PASSAGE GIVEN:
On 12/1/21 19:59, Pavel Begunkov wrote:
On 12/1/21 18:10, Willem de Bruijn wrote:
# performance:
The worst case for io_uring is (4), still 1.88 times faster than
msg_zerocopy (2), and there are a couple of "easy" optimisations left
out from the patchset. For 4096 bytes payload zc is only slightly
outperforms non-zc version, the larger payload the wider gap.
I'll get more numbers next time.
Comparing (3) and (4), and (5) vs (6), @flush doesn't affect it too
much. Notification posting is not a big problem for now, but need
to compare the performance for when io_uring_tx_zerocopy_callback()
is called from IRQ context, and possible rework it to use task_work.
It supports both, regular buffers and fixed ones, but there is a bunch of
optimisations exclusively for io_uring's fixed buffers. For comparison,
normal vs fixed buffers (@nr_reqs=8, @flush=0): 75677 vs 116079 MB/s
1) we pass a bvec, so no page table walks.
2) zerocopy_sg_from_iter() is just slow, adding a bvec optimised version
still doing page get/put (see 4/12) slashed 4-5%.
3) avoiding get_page/put_page in 5/12
4) completion events are posted into io_uring's CQ, so no
extra recvmsg for getting events
5) no poll(2) in the code because of io_uring
6) lot of time is spent in sock_omalloc()/free allocating ubuf_info.
io_uring caches the structures reducing it to nearly zero-overhead.
Nice set of complementary optimizations.
We have looked at adding some of those as independent additions to
msg_zerocopy before, such as long-term pinned regions. One issue with
that is that the pages must remain until the request completes,
regardless of whether the calling process is alive. So it cannot rely
on a pinned range held by a process only.
If feasible, it would be preferable if the optimizations can be added
to msg_zerocopy directly, rather than adding a dependency on io_uring
to make use of them. But not sure how feasible that is. For some, like
4 and 5, the answer is clearly it isn't. 6, it probably is?
Forgot about 6), io_uring uses the fact that submissions are
done under an per ring mutex, and completions are under a per
ring spinlock, so there are two lists for them and no extra
locking. Lists are spliced in a batched manner, so it's
1 spinlock per N (e.g. 32) cached ubuf_info's allocations.
Any similar guarantees for sockets?
[...]
--
Pavel Begunkov

MATERIAL SUPPLIED:
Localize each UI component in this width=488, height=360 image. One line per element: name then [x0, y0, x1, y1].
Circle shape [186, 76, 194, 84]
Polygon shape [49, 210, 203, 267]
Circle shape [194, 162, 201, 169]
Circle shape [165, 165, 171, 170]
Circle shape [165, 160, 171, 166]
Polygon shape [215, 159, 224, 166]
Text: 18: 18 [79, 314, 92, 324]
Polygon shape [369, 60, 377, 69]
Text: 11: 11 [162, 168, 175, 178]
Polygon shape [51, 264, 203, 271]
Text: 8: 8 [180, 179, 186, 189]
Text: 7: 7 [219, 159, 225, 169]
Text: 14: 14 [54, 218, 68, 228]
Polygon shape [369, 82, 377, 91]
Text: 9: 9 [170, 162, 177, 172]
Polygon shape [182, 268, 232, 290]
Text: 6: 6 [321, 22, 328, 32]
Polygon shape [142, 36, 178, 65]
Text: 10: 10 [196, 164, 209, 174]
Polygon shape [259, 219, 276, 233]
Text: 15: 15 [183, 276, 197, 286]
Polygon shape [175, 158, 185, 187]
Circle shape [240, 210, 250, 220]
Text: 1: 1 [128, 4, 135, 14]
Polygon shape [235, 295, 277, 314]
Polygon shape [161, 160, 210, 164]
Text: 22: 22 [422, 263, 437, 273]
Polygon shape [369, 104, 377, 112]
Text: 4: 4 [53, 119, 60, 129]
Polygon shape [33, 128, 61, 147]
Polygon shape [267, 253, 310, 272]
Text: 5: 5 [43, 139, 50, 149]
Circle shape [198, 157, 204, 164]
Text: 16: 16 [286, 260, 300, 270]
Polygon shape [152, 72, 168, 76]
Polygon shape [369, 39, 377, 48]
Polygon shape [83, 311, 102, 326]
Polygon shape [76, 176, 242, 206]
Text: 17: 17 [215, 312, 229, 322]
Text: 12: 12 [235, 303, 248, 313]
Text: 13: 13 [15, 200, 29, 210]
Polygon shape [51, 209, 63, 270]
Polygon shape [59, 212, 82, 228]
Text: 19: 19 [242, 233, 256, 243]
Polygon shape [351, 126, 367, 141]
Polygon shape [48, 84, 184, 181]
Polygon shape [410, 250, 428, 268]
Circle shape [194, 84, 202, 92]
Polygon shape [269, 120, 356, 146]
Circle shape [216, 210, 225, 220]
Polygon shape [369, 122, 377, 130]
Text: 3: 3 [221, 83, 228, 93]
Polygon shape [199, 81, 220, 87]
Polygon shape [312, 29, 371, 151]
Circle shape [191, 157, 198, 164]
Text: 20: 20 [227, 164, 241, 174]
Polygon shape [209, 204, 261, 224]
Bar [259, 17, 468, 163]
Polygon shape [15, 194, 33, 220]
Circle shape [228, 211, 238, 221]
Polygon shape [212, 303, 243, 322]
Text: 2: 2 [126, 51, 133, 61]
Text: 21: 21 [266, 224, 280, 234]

EXERCISES TO COMPLETE:
A) Reproduce the part of the zerocopy discussion between "Forgot about 6), io_uring" and "cached ubuf_info's allocations.", inclusive, word for word.
B) Transcribe the listing without changes, from its first line through the line holding "Text: 15: 15 [183, 276, 197, 286]", inclusive.
The zerocopy discussion and the listing are unrelated material.

ANSWERS TO THE PROBLEMS:
A)
Forgot about 6), io_uring uses the fact that submissions are
done under an per ring mutex, and completions are under a per
ring spinlock, so there are two lists for them and no extra
locking. Lists are spliced in a batched manner, so it's
1 spinlock per N (e.g. 32) cached ubuf_info's allocations.

B)
Localize each UI component in this width=488, height=360 image. One line per element: name then [x0, y0, x1, y1].
Circle shape [186, 76, 194, 84]
Polygon shape [49, 210, 203, 267]
Circle shape [194, 162, 201, 169]
Circle shape [165, 165, 171, 170]
Circle shape [165, 160, 171, 166]
Polygon shape [215, 159, 224, 166]
Text: 18: 18 [79, 314, 92, 324]
Polygon shape [369, 60, 377, 69]
Text: 11: 11 [162, 168, 175, 178]
Polygon shape [51, 264, 203, 271]
Text: 8: 8 [180, 179, 186, 189]
Text: 7: 7 [219, 159, 225, 169]
Text: 14: 14 [54, 218, 68, 228]
Polygon shape [369, 82, 377, 91]
Text: 9: 9 [170, 162, 177, 172]
Polygon shape [182, 268, 232, 290]
Text: 6: 6 [321, 22, 328, 32]
Polygon shape [142, 36, 178, 65]
Text: 10: 10 [196, 164, 209, 174]
Polygon shape [259, 219, 276, 233]
Text: 15: 15 [183, 276, 197, 286]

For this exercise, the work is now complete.